● Exercise: Give every line of the material again, exactly as written.

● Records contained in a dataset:
--

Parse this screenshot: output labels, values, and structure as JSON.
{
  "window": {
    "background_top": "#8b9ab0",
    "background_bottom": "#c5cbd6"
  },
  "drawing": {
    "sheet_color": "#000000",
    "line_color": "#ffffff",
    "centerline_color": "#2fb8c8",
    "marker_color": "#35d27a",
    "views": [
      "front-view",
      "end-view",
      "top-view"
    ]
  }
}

--

● Solution to the problem:
Parse this screenshot: output labels, values, and structure as JSON.
{
  "window": {
    "background_top": "#8b9ab0",
    "background_bottom": "#c5cbd6"
  },
  "drawing": {
    "sheet_color": "#000000",
    "line_color": "#ffffff",
    "centerline_color": "#2fb8c8",
    "marker_color": "#35d27a",
    "views": [
      "front-view",
      "end-view",
      "top-view"
    ]
  }
}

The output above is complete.